Data records
((

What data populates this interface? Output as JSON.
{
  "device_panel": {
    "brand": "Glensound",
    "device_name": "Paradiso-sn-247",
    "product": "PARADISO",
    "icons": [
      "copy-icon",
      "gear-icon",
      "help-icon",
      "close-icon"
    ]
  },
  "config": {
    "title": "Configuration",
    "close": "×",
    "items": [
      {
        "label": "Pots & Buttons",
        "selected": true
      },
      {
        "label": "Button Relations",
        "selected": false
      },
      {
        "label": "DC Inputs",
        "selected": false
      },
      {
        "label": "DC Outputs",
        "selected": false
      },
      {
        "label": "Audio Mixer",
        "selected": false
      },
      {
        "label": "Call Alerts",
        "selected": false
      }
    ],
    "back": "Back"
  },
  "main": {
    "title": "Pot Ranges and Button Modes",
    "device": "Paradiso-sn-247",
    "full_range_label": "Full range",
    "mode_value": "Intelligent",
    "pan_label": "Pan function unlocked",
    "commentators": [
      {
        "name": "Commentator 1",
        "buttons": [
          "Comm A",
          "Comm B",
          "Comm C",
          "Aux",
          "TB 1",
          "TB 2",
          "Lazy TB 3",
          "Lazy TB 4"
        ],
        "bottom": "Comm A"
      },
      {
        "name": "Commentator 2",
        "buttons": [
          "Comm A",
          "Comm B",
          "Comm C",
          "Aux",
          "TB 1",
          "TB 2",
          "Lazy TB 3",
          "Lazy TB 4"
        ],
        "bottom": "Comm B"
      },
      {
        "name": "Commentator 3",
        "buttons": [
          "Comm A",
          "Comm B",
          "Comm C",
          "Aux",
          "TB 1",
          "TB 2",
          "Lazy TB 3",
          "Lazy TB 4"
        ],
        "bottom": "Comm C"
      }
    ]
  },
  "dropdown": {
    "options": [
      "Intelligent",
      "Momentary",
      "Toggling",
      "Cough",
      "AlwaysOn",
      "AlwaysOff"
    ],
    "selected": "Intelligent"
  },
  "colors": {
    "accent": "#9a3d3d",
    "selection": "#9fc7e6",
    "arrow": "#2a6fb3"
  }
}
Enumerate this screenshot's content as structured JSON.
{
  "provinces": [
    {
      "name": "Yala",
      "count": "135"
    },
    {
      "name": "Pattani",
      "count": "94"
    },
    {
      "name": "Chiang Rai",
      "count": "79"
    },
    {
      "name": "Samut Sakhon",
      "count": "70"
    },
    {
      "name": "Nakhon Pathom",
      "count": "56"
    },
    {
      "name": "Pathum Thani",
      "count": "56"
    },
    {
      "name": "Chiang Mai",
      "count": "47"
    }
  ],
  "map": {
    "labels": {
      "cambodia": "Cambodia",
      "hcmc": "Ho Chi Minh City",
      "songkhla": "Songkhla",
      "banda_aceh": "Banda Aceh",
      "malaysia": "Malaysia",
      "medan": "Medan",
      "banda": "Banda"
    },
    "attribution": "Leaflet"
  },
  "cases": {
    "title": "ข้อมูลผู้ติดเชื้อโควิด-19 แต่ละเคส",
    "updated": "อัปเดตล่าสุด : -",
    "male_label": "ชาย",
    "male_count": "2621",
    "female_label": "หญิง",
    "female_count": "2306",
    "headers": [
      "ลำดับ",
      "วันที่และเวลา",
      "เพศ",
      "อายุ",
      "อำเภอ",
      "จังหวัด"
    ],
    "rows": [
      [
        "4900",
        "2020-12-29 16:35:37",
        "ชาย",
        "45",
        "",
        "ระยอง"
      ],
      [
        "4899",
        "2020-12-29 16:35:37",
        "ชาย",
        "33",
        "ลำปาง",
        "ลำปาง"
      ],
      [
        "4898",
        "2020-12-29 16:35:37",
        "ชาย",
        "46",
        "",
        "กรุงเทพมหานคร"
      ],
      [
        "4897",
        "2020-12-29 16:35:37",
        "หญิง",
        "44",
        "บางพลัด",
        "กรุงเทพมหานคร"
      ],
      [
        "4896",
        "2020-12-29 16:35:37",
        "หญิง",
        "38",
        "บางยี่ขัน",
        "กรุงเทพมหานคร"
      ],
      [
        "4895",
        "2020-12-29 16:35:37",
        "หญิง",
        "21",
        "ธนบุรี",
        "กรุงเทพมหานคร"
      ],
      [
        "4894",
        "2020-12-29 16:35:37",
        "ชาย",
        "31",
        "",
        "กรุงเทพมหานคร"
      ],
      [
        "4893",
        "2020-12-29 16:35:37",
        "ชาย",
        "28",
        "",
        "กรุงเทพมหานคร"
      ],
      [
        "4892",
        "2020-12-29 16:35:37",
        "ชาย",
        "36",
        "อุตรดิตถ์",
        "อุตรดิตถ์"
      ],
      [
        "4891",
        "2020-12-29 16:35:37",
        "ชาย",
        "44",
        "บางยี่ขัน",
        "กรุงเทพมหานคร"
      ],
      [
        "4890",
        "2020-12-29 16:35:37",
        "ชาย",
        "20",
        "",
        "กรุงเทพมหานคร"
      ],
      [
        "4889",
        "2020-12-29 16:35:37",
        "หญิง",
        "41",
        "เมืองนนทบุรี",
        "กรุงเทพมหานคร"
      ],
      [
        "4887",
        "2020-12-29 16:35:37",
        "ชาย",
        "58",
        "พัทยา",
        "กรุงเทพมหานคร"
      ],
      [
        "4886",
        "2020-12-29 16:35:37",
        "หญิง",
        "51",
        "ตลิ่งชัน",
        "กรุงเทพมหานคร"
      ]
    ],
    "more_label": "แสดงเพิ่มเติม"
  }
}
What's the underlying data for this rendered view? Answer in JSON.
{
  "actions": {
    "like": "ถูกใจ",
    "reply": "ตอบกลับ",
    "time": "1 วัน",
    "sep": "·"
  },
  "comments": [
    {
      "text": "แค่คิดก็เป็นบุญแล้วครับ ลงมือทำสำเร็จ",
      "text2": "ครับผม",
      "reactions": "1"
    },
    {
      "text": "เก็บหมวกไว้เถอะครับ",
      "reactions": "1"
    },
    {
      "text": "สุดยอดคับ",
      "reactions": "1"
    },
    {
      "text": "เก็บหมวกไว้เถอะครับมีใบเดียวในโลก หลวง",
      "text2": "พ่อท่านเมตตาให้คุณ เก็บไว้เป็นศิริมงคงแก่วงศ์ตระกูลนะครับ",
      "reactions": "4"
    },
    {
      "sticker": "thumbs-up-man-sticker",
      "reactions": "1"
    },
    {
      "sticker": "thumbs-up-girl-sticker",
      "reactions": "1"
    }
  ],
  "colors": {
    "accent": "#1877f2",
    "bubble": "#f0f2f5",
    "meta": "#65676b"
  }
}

))

Exercise objective
Set down all of the data above, word for word.

The result
What data populates this interface? Output as JSON.
{
  "device_panel": {
    "brand": "Glensound",
    "device_name": "Paradiso-sn-247",
    "product": "PARADISO",
    "icons": [
      "copy-icon",
      "gear-icon",
      "help-icon",
      "close-icon"
    ]
  },
  "config": {
    "title": "Configuration",
    "close": "×",
    "items": [
      {
        "label": "Pots & Buttons",
        "selected": true
      },
      {
        "label": "Button Relations",
        "selected": false
      },
      {
        "label": "DC Inputs",
        "selected": false
      },
      {
        "label": "DC Outputs",
        "selected": false
      },
      {
        "label": "Audio Mixer",
        "selected": false
      },
      {
        "label": "Call Alerts",
        "selected": false
      }
    ],
    "back": "Back"
  },
  "main": {
    "title": "Pot Ranges and Button Modes",
    "device": "Paradiso-sn-247",
    "full_range_label": "Full range",
    "mode_value": "Intelligent",
    "pan_label": "Pan function unlocked",
    "commentators": [
      {
        "name": "Commentator 1",
        "buttons": [
          "Comm A",
          "Comm B",
          "Comm C",
          "Aux",
          "TB 1",
          "TB 2",
          "Lazy TB 3",
          "Lazy TB 4"
        ],
        "bottom": "Comm A"
      },
      {
        "name": "Commentator 2",
        "buttons": [
          "Comm A",
          "Comm B",
          "Comm C",
          "Aux",
          "TB 1",
          "TB 2",
          "Lazy TB 3",
          "Lazy TB 4"
        ],
        "bottom": "Comm B"
      },
      {
        "name": "Commentator 3",
        "buttons": [
          "Comm A",
          "Comm B",
          "Comm C",
          "Aux",
          "TB 1",
          "TB 2",
          "Lazy TB 3",
          "Lazy TB 4"
        ],
        "bottom": "Comm C"
      }
    ]
  },
  "dropdown": {
    "options": [
      "Intelligent",
      "Momentary",
      "Toggling",
      "Cough",
      "AlwaysOn",
      "AlwaysOff"
    ],
    "selected": "Intelligent"
  },
  "colors": {
    "accent": "#9a3d3d",
    "selection": "#9fc7e6",
    "arrow": "#2a6fb3"
  }
}
Enumerate this screenshot's content as structured JSON.
{
  "provinces": [
    {
      "name": "Yala",
      "count": "135"
    },
    {
      "name": "Pattani",
      "count": "94"
    },
    {
      "name": "Chiang Rai",
      "count": "79"
    },
    {
      "name": "Samut Sakhon",
      "count": "70"
    },
    {
      "name": "Nakhon Pathom",
      "count": "56"
    },
    {
      "name": "Pathum Thani",
      "count": "56"
    },
    {
      "name": "Chiang Mai",
      "count": "47"
    }
  ],
  "map": {
    "labels": {
      "cambodia": "Cambodia",
      "hcmc": "Ho Chi Minh City",
      "songkhla": "Songkhla",
      "banda_aceh": "Banda Aceh",
      "malaysia": "Malaysia",
      "medan": "Medan",
      "banda": "Banda"
    },
    "attribution": "Leaflet"
  },
  "cases": {
    "title": "ข้อมูลผู้ติดเชื้อโควิด-19 แต่ละเคส",
    "updated": "อัปเดตล่าสุด : -",
    "male_label": "ชาย",
    "male_count": "2621",
    "female_label": "หญิง",
    "female_count": "2306",
    "headers": [
      "ลำดับ",
      "วันที่และเวลา",
      "เพศ",
      "อายุ",
      "อำเภอ",
      "จังหวัด"
    ],
    "rows": [
      [
        "4900",
        "2020-12-29 16:35:37",
        "ชาย",
        "45",
        "",
        "ระยอง"
      ],
      [
        "4899",
        "2020-12-29 16:35:37",
        "ชาย",
        "33",
        "ลำปาง",
        "ลำปาง"
      ],
      [
        "4898",
        "2020-12-29 16:35:37",
        "ชาย",
        "46",
        "",
        "กรุงเทพมหานคร"
      ],
      [
        "4897",
        "2020-12-29 16:35:37",
        "หญิง",
        "44",
        "บางพลัด",
        "กรุงเทพมหานคร"
      ],
      [
        "4896",
        "2020-12-29 16:35:37",
        "หญิง",
        "38",
        "บางยี่ขัน",
        "กรุงเทพมหานคร"
      ],
      [
        "4895",
        "2020-12-29 16:35:37",
        "หญิง",
        "21",
        "ธนบุรี",
        "กรุงเทพมหานคร"
      ],
      [
        "4894",
        "2020-12-29 16:35:37",
        "ชาย",
        "31",
        "",
        "กรุงเทพมหานคร"
      ],
      [
        "4893",
        "2020-12-29 16:35:37",
        "ชาย",
        "28",
        "",
        "กรุงเทพมหานคร"
      ],
      [
        "4892",
        "2020-12-29 16:35:37",
        "ชาย",
        "36",
        "อุตรดิตถ์",
        "อุตรดิตถ์"
      ],
      [
        "4891",
        "2020-12-29 16:35:37",
        "ชาย",
        "44",
        "บางยี่ขัน",
        "กรุงเทพมหานคร"
      ],
      [
        "4890",
        "2020-12-29 16:35:37",
        "ชาย",
        "20",
        "",
        "กรุงเทพมหานคร"
      ],
      [
        "4889",
        "2020-12-29 16:35:37",
        "หญิง",
        "41",
        "เมืองนนทบุรี",
        "กรุงเทพมหานคร"
      ],
      [
        "4887",
        "2020-12-29 16:35:37",
        "ชาย",
        "58",
        "พัทยา",
        "กรุงเทพมหานคร"
      ],
      [
        "4886",
        "2020-12-29 16:35:37",
        "หญิง",
        "51",
        "ตลิ่งชัน",
        "กรุงเทพมหานคร"
      ]
    ],
    "more_label": "แสดงเพิ่มเติม"
  }
}
What's the underlying data for this rendered view? Answer in JSON.
{
  "actions": {
    "like": "ถูกใจ",
    "reply": "ตอบกลับ",
    "time": "1 วัน",
    "sep": "·"
  },
  "comments": [
    {
      "text": "แค่คิดก็เป็นบุญแล้วครับ ลงมือทำสำเร็จ",
      "text2": "ครับผม",
      "reactions": "1"
    },
    {
      "text": "เก็บหมวกไว้เถอะครับ",
      "reactions": "1"
    },
    {
      "text": "สุดยอดคับ",
      "reactions": "1"
    },
    {
      "text": "เก็บหมวกไว้เถอะครับมีใบเดียวในโลก หลวง",
      "text2": "พ่อท่านเมตตาให้คุณ เก็บไว้เป็นศิริมงคงแก่วงศ์ตระกูลนะครับ",
      "reactions": "4"
    },
    {
      "sticker": "thumbs-up-man-sticker",
      "reactions": "1"
    },
    {
      "sticker": "thumbs-up-girl-sticker",
      "reactions": "1"
    }
  ],
  "colors": {
    "accent": "#1877f2",
    "bubble": "#f0f2f5",
    "meta": "#65676b"
  }
}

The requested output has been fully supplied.